Recorded data:
|---|

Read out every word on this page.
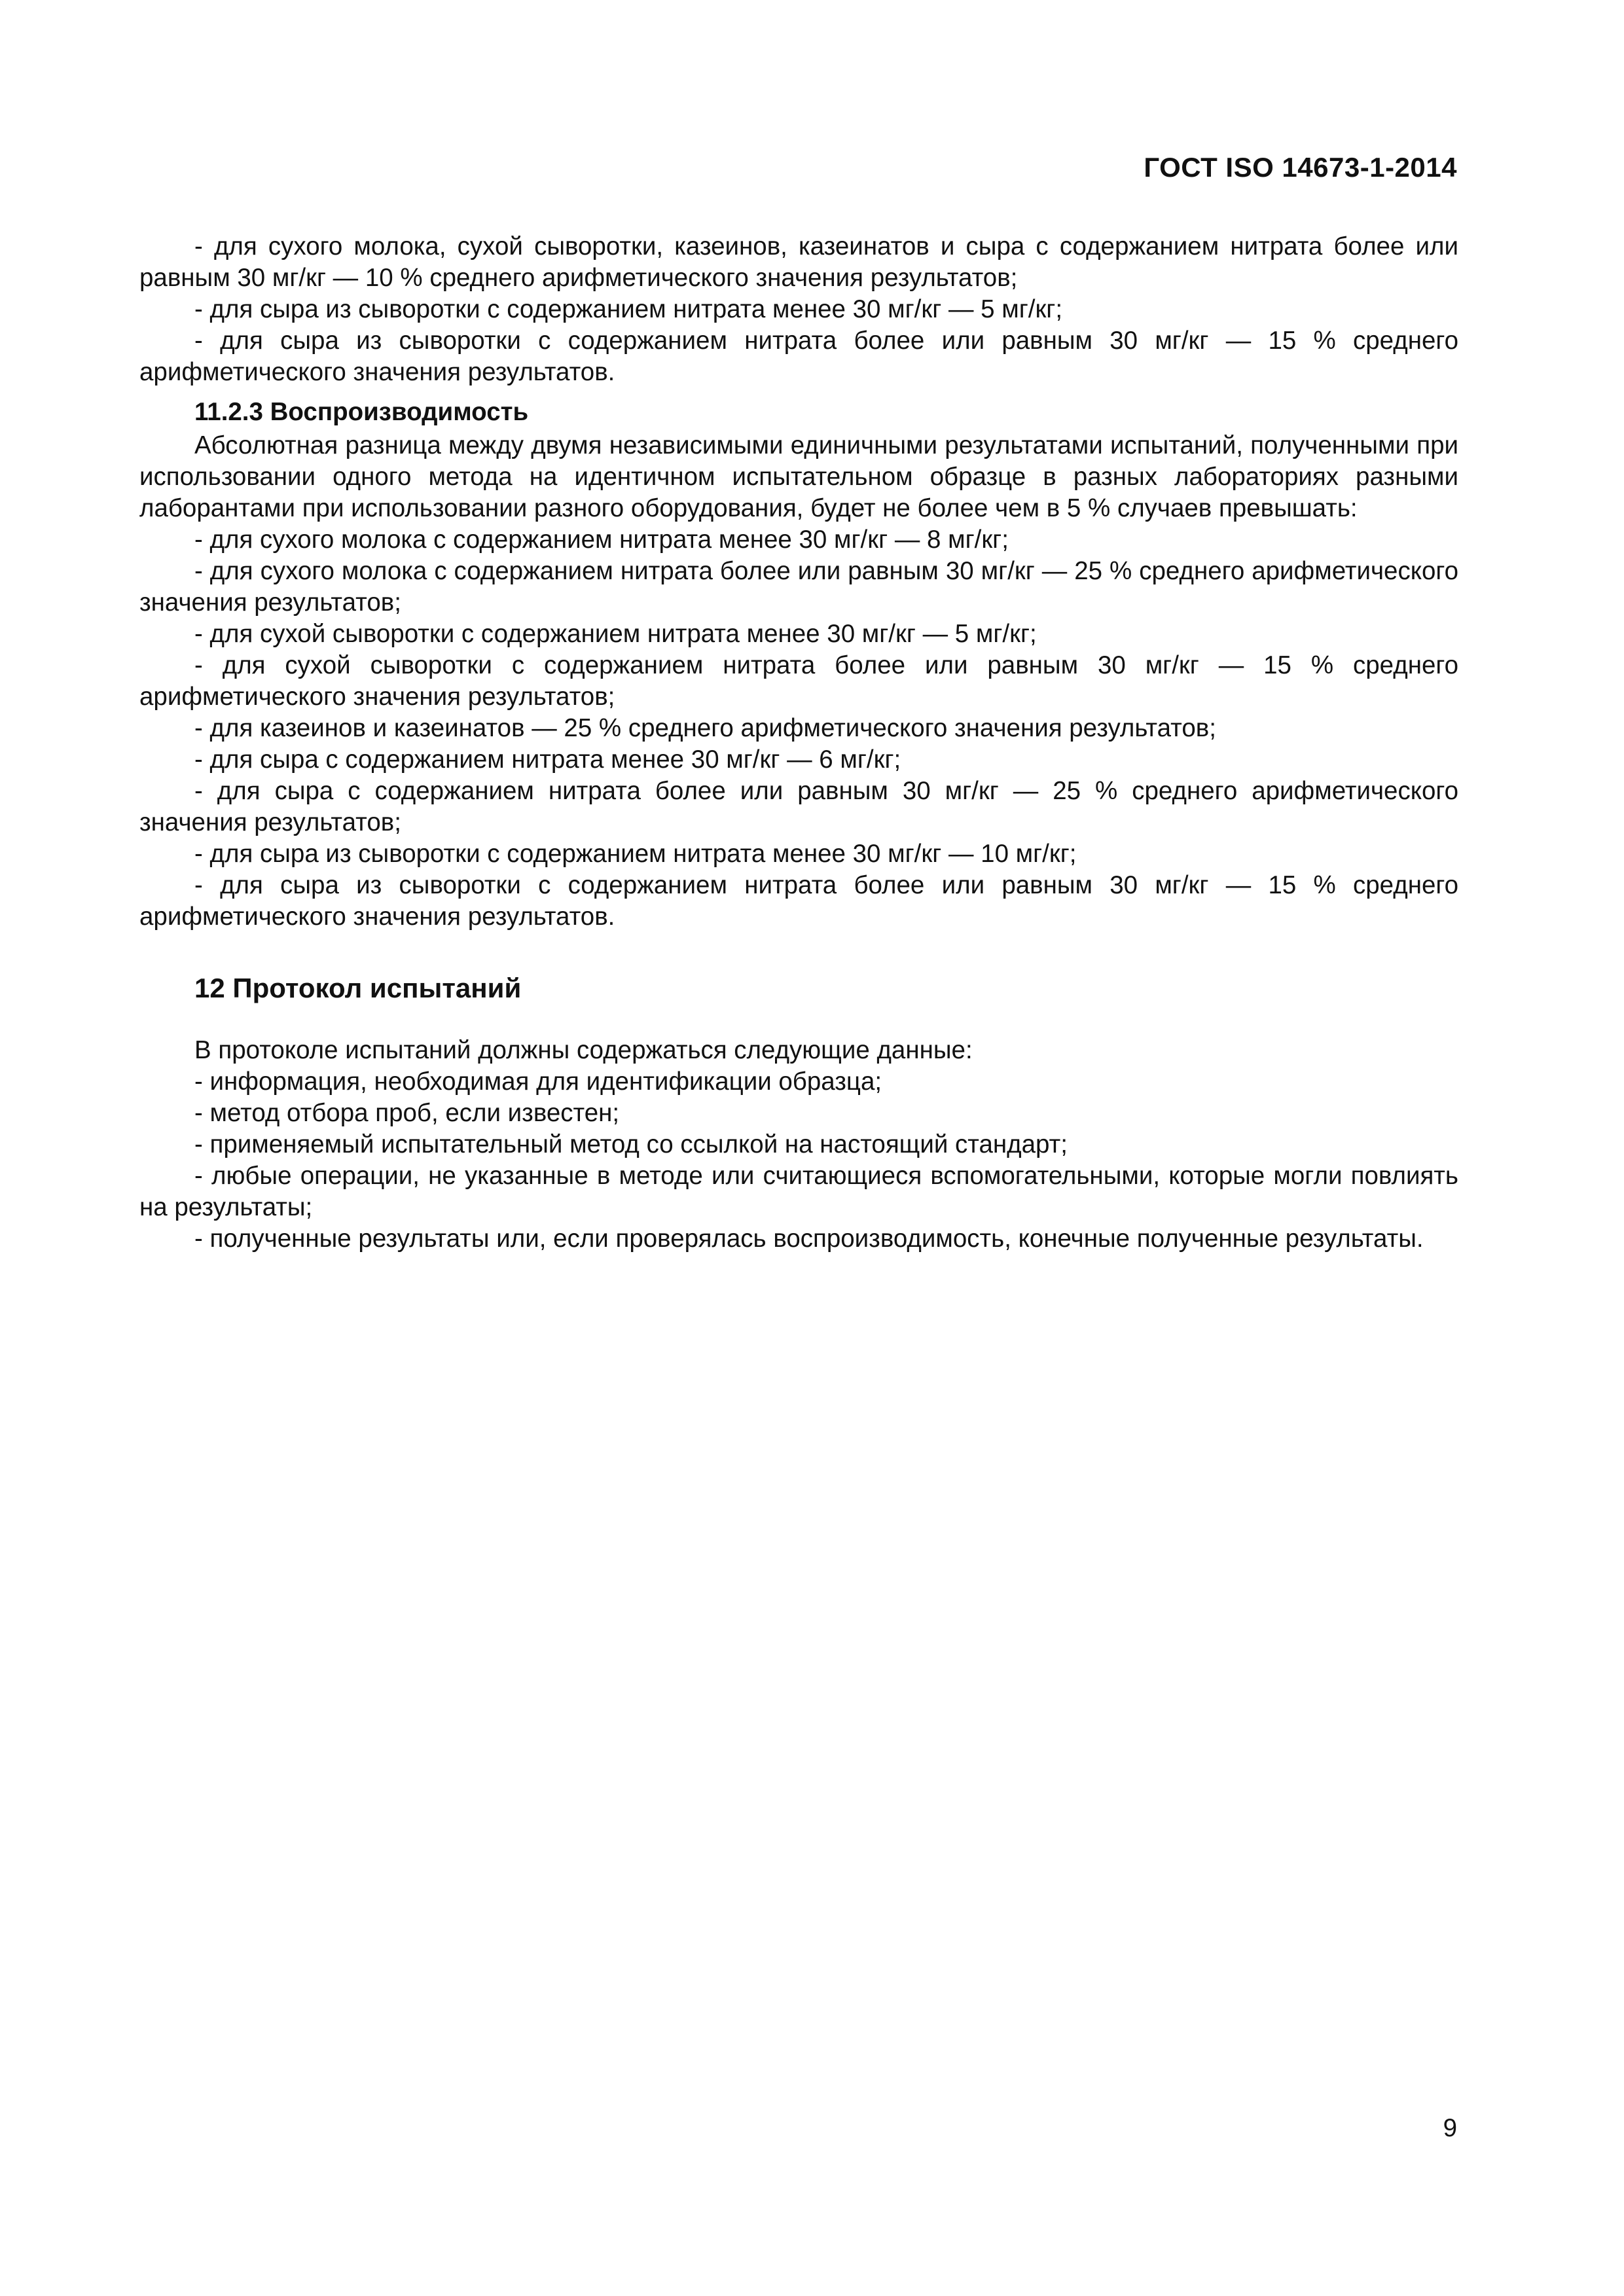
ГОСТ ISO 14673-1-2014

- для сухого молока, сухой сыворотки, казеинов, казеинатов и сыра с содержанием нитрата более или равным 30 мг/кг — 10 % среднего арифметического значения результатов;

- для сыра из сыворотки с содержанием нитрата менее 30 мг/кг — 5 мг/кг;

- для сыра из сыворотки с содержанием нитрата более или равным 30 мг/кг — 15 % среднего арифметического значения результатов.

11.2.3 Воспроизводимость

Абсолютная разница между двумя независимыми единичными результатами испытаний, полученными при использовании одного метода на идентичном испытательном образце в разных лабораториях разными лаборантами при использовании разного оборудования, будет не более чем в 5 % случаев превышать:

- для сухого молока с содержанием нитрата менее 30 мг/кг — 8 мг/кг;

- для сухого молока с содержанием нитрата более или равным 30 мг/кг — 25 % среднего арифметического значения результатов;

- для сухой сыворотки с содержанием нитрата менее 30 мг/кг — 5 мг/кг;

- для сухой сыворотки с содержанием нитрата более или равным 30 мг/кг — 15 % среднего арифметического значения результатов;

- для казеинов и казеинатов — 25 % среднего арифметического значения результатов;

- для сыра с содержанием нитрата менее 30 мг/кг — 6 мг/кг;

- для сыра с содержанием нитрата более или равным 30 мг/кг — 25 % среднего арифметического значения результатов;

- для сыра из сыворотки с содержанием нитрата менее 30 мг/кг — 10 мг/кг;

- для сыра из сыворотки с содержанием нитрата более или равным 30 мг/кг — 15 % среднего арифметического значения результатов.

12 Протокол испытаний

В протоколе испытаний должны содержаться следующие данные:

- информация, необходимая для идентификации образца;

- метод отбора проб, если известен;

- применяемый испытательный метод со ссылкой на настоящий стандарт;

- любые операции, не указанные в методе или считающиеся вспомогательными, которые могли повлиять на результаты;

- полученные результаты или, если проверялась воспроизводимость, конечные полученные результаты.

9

|---|

Task instructions: Count all lines of the data that include "менее". The answer is the number alone.

Solution to the exercise: 5